**Exercise**:
Can you print, unchanged and with nothing else, the part of the records that opens with the line containing "3d-button[interactable]: 3D [1217,215,1255,253]" and closes with the line containing "template-thumb[interactable] [90,568,238,625]", both of those lines included?
((
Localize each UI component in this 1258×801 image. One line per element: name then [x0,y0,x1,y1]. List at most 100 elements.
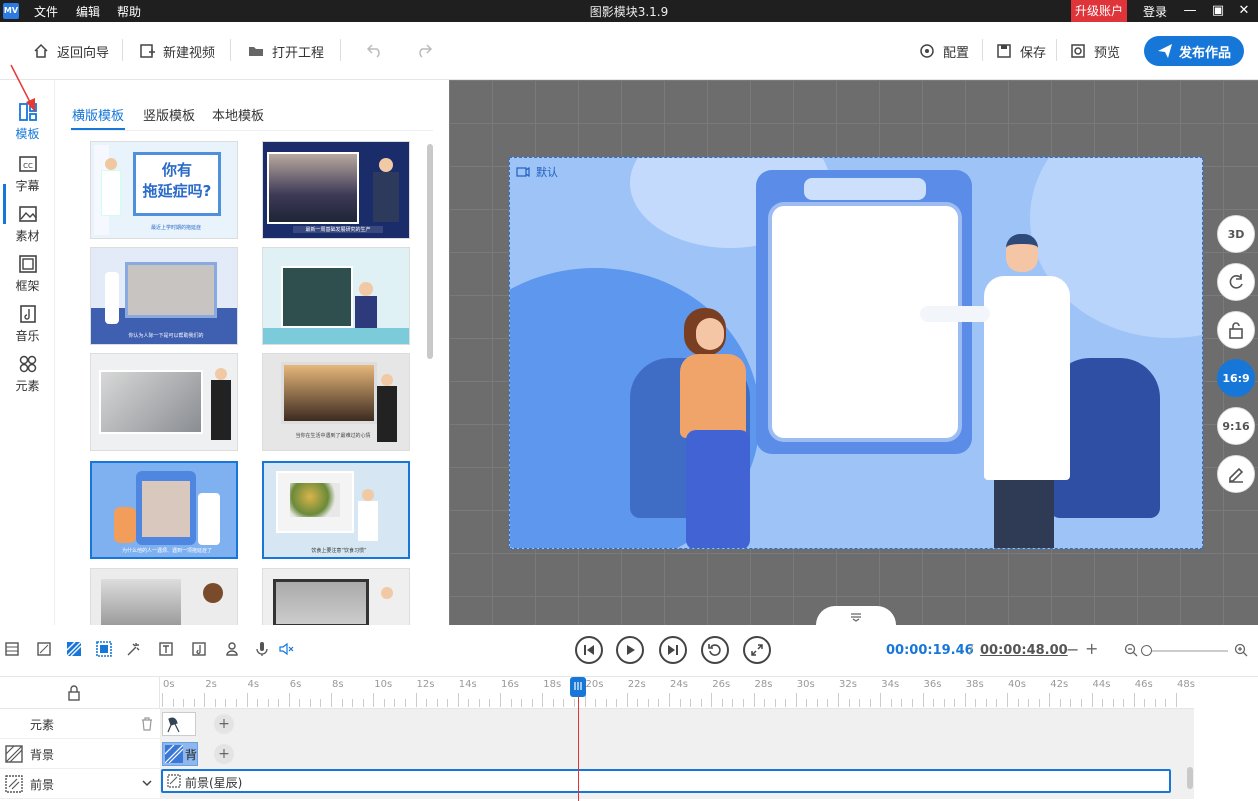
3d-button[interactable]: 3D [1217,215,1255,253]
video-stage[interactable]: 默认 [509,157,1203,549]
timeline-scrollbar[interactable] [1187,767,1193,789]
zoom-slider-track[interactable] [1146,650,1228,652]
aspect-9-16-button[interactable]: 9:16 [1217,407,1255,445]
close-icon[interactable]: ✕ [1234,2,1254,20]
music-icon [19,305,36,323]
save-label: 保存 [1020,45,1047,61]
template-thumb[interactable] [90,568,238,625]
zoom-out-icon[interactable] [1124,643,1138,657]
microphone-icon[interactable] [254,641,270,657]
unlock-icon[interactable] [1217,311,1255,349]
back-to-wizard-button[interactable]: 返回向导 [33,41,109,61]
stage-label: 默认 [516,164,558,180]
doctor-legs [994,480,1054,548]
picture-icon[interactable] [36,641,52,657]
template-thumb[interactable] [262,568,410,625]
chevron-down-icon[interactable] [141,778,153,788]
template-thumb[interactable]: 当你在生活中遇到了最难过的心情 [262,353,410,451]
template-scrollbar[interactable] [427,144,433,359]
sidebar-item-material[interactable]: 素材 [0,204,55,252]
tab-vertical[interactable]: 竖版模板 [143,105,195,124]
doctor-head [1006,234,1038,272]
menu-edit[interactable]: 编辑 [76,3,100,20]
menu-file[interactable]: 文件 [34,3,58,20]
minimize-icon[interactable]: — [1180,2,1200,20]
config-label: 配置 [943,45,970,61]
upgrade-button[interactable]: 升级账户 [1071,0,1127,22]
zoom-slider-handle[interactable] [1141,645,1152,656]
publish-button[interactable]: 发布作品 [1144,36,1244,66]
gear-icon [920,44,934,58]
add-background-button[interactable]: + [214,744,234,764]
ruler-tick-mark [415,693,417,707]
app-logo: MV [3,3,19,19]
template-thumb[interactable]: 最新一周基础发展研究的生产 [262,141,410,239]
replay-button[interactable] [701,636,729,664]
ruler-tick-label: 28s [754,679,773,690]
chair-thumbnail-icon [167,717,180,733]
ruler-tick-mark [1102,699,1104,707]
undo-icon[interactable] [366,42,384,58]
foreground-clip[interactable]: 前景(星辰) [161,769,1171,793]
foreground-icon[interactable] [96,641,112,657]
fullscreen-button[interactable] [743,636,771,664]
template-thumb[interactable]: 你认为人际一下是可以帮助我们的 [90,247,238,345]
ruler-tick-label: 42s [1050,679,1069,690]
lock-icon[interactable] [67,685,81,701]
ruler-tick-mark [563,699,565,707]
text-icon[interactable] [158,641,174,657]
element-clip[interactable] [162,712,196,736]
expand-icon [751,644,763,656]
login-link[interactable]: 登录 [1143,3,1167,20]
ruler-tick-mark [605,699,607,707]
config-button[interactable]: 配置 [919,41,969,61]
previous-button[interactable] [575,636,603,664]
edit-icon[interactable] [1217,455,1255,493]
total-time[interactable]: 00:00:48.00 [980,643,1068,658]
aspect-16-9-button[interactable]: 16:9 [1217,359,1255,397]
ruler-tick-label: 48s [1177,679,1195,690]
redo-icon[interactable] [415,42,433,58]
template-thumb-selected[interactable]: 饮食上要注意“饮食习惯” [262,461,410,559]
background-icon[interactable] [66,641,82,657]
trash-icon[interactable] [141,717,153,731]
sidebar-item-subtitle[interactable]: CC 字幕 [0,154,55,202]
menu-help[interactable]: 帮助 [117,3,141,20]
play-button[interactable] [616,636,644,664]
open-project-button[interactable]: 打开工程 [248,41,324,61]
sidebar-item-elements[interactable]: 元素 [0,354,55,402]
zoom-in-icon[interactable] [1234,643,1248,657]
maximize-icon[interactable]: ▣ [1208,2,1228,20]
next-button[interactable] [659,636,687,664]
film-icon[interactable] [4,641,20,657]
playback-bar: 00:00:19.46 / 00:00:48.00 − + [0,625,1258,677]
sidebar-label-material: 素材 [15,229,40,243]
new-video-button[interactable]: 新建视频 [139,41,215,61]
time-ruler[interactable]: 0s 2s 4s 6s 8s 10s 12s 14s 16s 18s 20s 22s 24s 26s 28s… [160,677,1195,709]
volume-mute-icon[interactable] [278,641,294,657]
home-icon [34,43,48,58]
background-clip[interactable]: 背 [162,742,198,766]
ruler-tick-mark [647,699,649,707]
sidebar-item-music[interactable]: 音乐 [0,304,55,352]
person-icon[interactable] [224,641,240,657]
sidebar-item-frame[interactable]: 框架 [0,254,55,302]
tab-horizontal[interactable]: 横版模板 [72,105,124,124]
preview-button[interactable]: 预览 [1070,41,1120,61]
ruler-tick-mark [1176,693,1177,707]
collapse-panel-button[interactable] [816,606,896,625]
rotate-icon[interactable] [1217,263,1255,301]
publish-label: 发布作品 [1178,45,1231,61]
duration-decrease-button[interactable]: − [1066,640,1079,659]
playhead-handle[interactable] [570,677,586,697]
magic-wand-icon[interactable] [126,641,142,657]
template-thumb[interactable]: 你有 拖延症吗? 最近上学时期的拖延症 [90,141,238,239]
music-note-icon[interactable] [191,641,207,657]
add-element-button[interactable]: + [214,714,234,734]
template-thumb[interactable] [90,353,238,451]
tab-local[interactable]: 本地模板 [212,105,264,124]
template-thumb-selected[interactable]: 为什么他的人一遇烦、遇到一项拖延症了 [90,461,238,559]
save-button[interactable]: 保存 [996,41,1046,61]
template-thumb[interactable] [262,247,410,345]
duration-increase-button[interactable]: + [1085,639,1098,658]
))
**Solution**:
3d-button[interactable]: 3D [1217,215,1255,253]
video-stage[interactable]: 默认 [509,157,1203,549]
timeline-scrollbar[interactable] [1187,767,1193,789]
zoom-slider-track[interactable] [1146,650,1228,652]
aspect-9-16-button[interactable]: 9:16 [1217,407,1255,445]
close-icon[interactable]: ✕ [1234,2,1254,20]
music-icon [19,305,36,323]
save-label: 保存 [1020,45,1047,61]
template-thumb[interactable] [90,568,238,625]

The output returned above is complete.